[Collected data]

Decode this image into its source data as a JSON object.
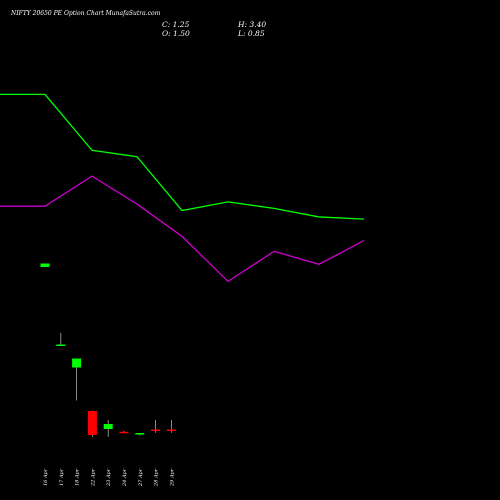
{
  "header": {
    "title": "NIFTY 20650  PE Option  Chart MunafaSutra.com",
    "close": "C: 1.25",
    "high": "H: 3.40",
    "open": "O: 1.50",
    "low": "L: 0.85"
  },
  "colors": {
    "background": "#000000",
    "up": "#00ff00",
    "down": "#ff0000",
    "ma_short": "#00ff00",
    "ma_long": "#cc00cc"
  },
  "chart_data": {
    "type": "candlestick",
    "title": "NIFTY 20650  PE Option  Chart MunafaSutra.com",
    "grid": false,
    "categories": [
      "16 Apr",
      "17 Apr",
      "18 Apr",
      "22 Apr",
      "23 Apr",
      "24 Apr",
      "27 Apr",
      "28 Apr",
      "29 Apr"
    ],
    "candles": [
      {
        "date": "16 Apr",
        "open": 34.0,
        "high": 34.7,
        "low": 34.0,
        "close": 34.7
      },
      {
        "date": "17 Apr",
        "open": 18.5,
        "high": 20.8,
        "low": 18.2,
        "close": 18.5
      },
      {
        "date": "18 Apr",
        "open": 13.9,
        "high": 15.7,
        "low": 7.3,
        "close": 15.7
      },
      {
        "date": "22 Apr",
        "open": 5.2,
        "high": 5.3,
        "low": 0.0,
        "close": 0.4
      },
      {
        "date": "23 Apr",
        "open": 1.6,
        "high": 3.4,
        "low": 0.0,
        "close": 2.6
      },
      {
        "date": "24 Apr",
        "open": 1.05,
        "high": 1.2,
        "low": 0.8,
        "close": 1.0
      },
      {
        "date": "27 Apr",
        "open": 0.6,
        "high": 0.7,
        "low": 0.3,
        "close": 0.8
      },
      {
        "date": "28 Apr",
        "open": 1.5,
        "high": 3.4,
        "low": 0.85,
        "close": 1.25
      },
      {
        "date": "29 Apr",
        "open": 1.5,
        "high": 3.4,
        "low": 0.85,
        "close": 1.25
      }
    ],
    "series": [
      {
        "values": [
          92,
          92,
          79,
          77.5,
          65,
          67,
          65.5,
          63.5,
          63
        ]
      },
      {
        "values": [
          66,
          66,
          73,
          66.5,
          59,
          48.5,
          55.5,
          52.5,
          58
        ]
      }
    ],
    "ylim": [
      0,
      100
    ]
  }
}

→ **Task instructions**: Copy out every line from the records that has the word "date".

→ **Expected output**:
        "date": "16 Apr",
        "date": "17 Apr",
        "date": "18 Apr",
        "date": "22 Apr",
        "date": "23 Apr",
        "date": "24 Apr",
        "date": "27 Apr",
        "date": "28 Apr",
        "date": "29 Apr",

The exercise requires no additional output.